WORK REQUIRED ::
Find the lines containing the word "обеспечения" and copy every one of them.
┏━━
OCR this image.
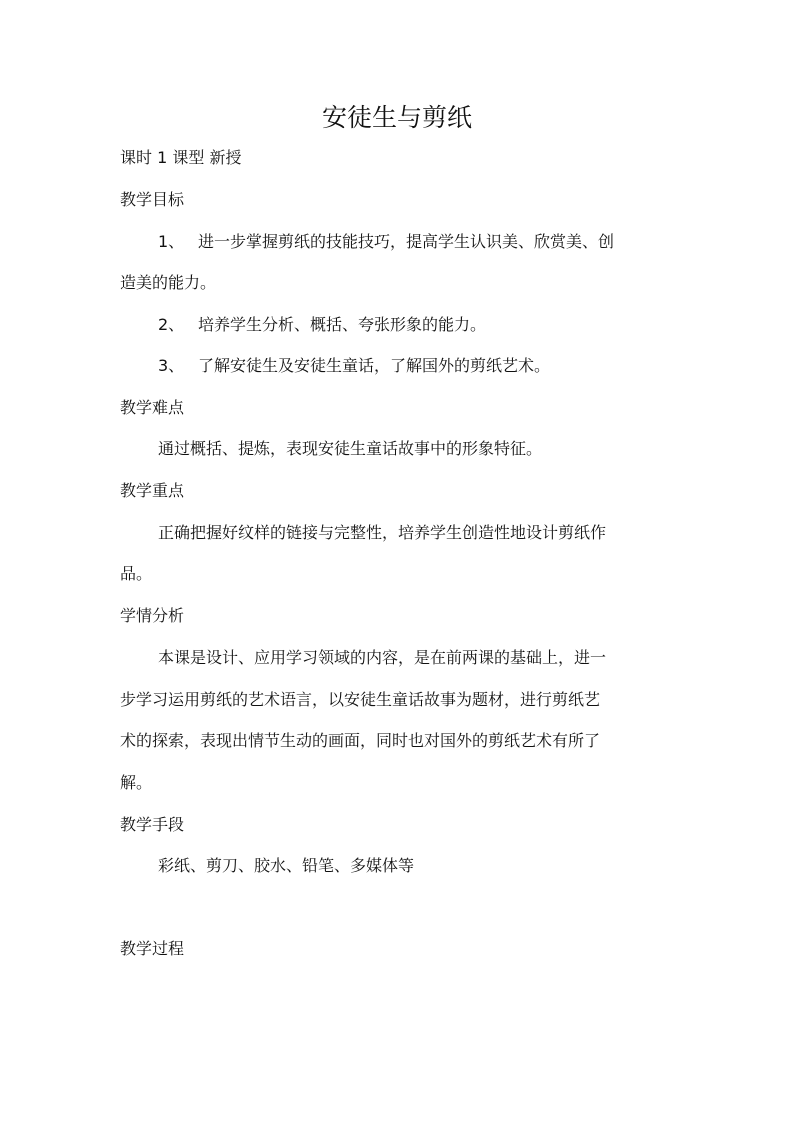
安徒生与剪纸
课时 1 课型 新授
教学目标
1、 进一步掌握剪纸的技能技巧，提高学生认识美、欣赏美、创
造美的能力。
2、 培养学生分析、概括、夸张形象的能力。
3、 了解安徒生及安徒生童话，了解国外的剪纸艺术。
教学难点
通过概括、提炼，表现安徒生童话故事中的形象特征。
教学重点
正确把握好纹样的链接与完整性，培养学生创造性地设计剪纸作
品。
学情分析
本课是设计、应用学习领域的内容，是在前两课的基础上，进一
步学习运用剪纸的艺术语言，以安徒生童话故事为题材，进行剪纸艺
术的探索，表现出情节生动的画面，同时也对国外的剪纸艺术有所了
解。
教学手段
彩纸、剪刀、胶水、铅笔、多媒体等
教学过程
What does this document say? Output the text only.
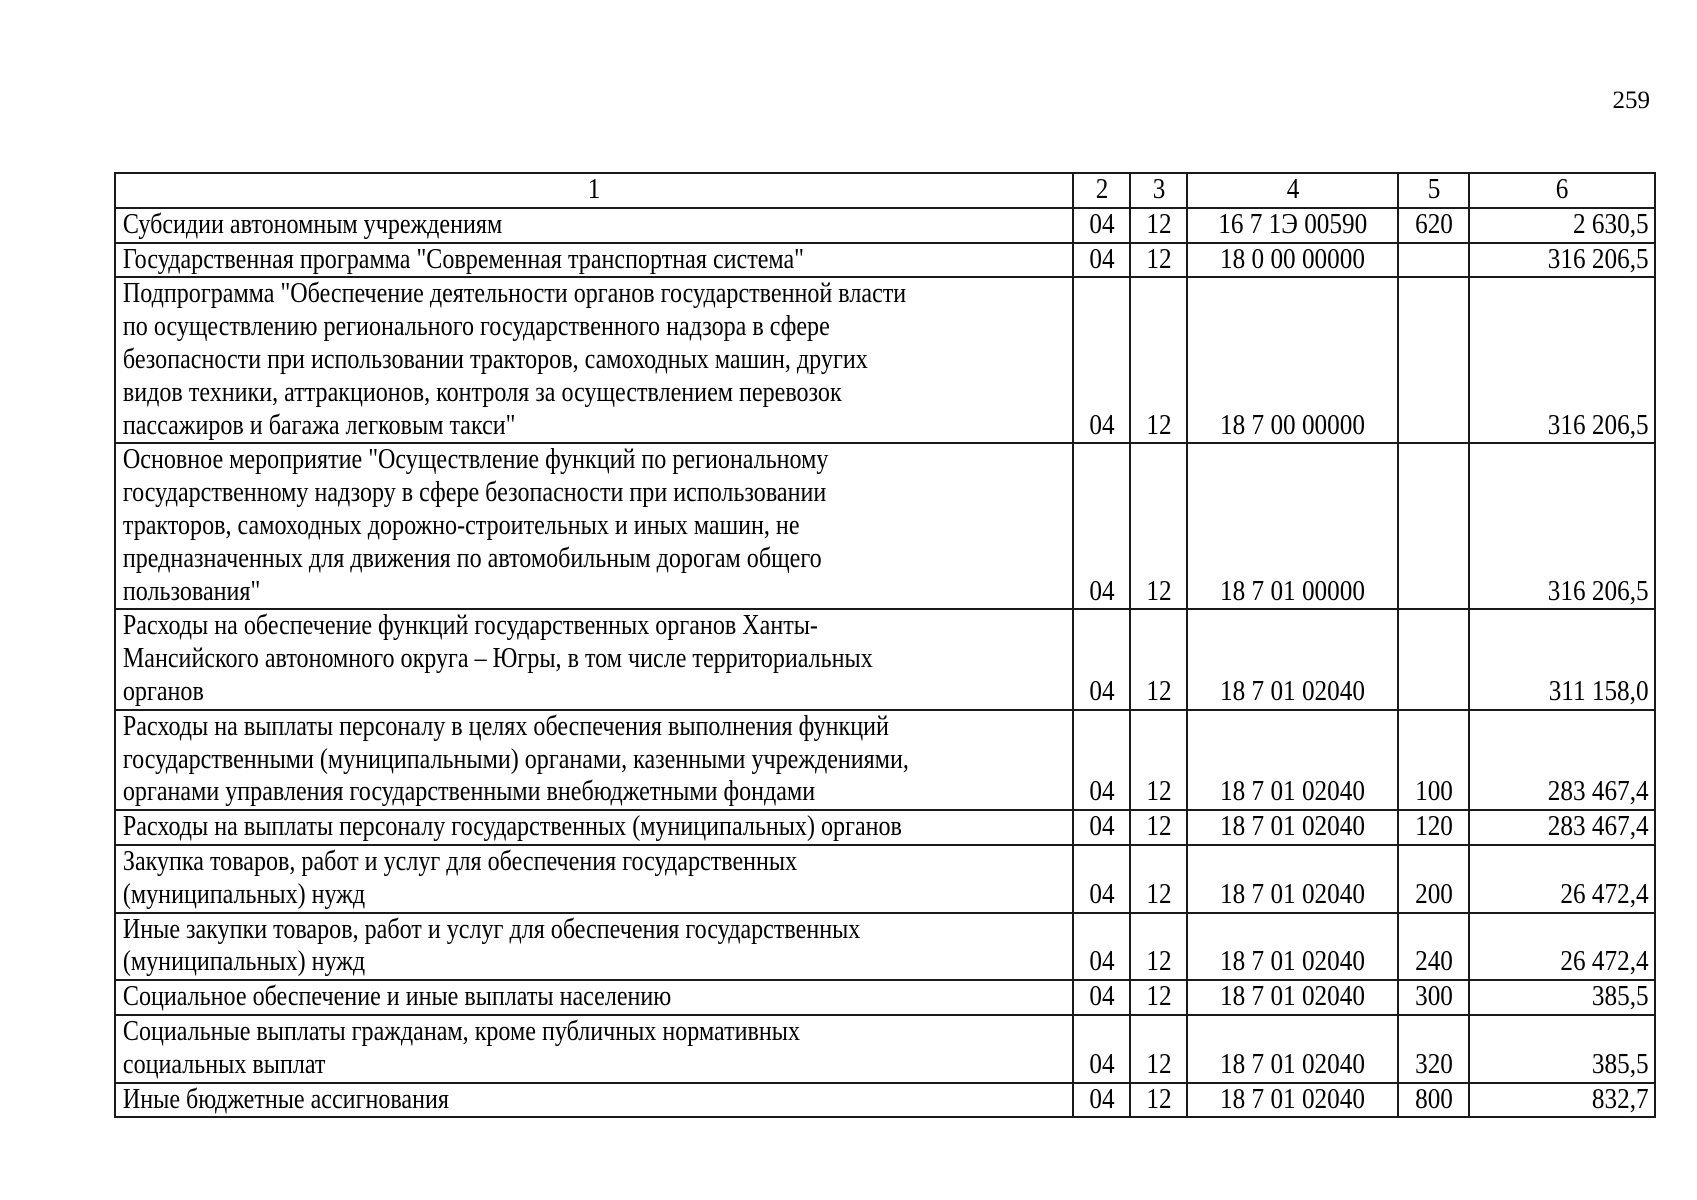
259
1	2	3	4	5	6

Субсидии автономным учреждениям	04	12	16 7 1Э 00590	620	2 630,5

Государственная программа "Современная транспортная система"	04	12	18 0 00 00000		316 206,5

Подпрограмма "Обеспечение деятельности органов государственной власти
по осуществлению регионального государственного надзора в сфере
безопасности при использовании тракторов, самоходных машин, других
видов техники, аттракционов, контроля за осуществлением перевозок
пассажиров и багажа легковым такси"	04	12	18 7 00 00000		316 206,5

Основное мероприятие "Осуществление функций по региональному
государственному надзору в сфере безопасности при использовании
тракторов, самоходных дорожно-строительных и иных машин, не
предназначенных для движения по автомобильным дорогам общего
пользования"	04	12	18 7 01 00000		316 206,5

Расходы на обеспечение функций государственных органов Ханты-
Мансийского автономного округа – Югры, в том числе территориальных
органов	04	12	18 7 01 02040		311 158,0

Расходы на выплаты персоналу в целях обеспечения выполнения функций
государственными (муниципальными) органами, казенными учреждениями,
органами управления государственными внебюджетными фондами	04	12	18 7 01 02040	100	283 467,4

Расходы на выплаты персоналу государственных (муниципальных) органов	04	12	18 7 01 02040	120	283 467,4

Закупка товаров, работ и услуг для обеспечения государственных
(муниципальных) нужд	04	12	18 7 01 02040	200	26 472,4

Иные закупки товаров, работ и услуг для обеспечения государственных
(муниципальных) нужд	04	12	18 7 01 02040	240	26 472,4

Социальное обеспечение и иные выплаты населению	04	12	18 7 01 02040	300	385,5

Социальные выплаты гражданам, кроме публичных нормативных
социальных выплат	04	12	18 7 01 02040	320	385,5

Иные бюджетные ассигнования	04	12	18 7 01 02040	800	832,7
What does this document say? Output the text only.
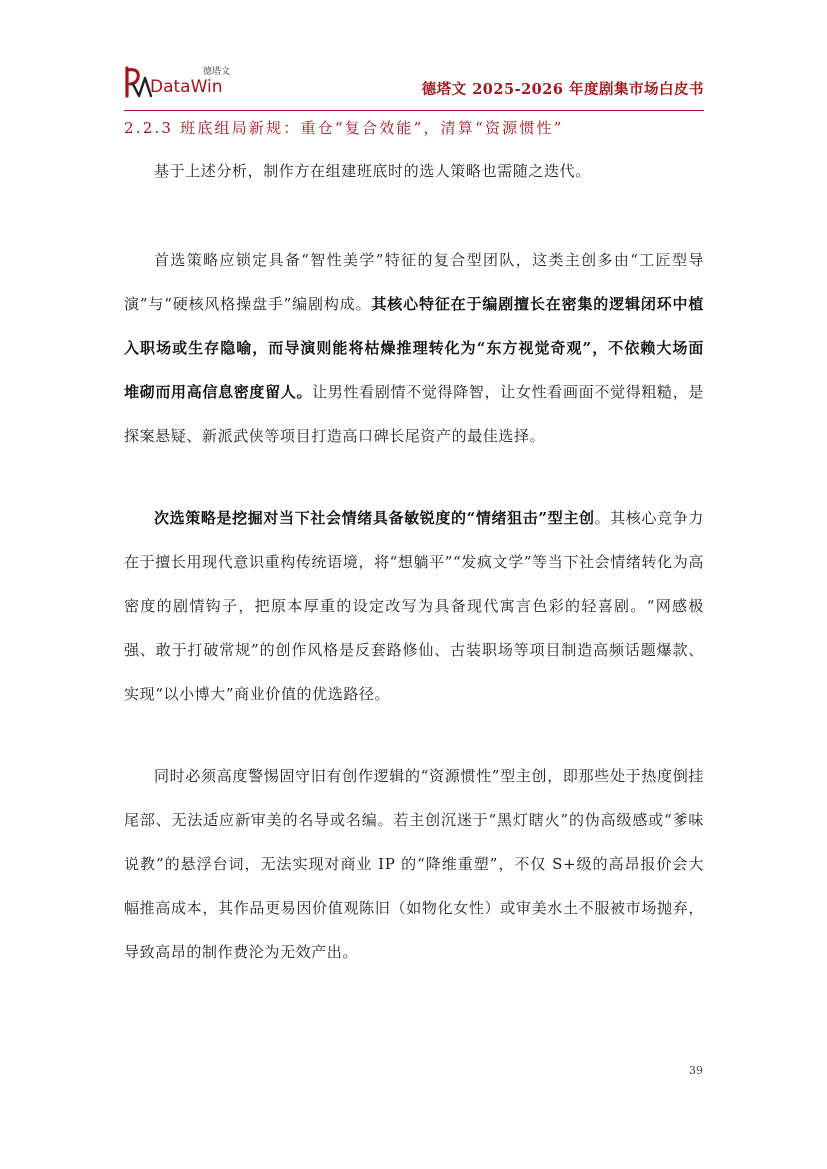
德塔文
DataWin	德塔文 2025-2026 年度剧集市场白皮书
2.2.3 班底组局新规：重仓“复合效能”，清算“资源惯性”

基于上述分析，制作方在组建班底时的选人策略也需随之迭代。

首选策略应锁定具备“智性美学”特征的复合型团队，这类主创多由“工匠型导演”与“硬核风格操盘手”编剧构成。其核心特征在于编剧擅长在密集的逻辑闭环中植入职场或生存隐喻，而导演则能将枯燥推理转化为“东方视觉奇观”，不依赖大场面堆砌而用高信息密度留人。让男性看剧情不觉得降智，让女性看画面不觉得粗糙，是探案悬疑、新派武侠等项目打造高口碑长尾资产的最佳选择。

次选策略是挖掘对当下社会情绪具备敏锐度的“情绪狙击”型主创。其核心竞争力在于擅长用现代意识重构传统语境，将“想躺平”“发疯文学”等当下社会情绪转化为高密度的剧情钩子，把原本厚重的设定改写为具备现代寓言色彩的轻喜剧。“网感极强、敢于打破常规”的创作风格是反套路修仙、古装职场等项目制造高频话题爆款、实现“以小博大”商业价值的优选路径。

同时必须高度警惕固守旧有创作逻辑的“资源惯性”型主创，即那些处于热度倒挂尾部、无法适应新审美的名导或名编。若主创沉迷于“黑灯瞎火”的伪高级感或“爹味说教”的悬浮台词，无法实现对商业 IP 的“降维重塑”，不仅 S+级的高昂报价会大幅推高成本，其作品更易因价值观陈旧（如物化女性）或审美水土不服被市场抛弃，导致高昂的制作费沦为无效产出。

39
┗━━
CORRECT RESPONSE ::
Расходы на выплаты персоналу в целях обеспечения выполнения функций
Закупка товаров, работ и услуг для обеспечения государственных
Иные закупки товаров, работ и услуг для обеспечения государственных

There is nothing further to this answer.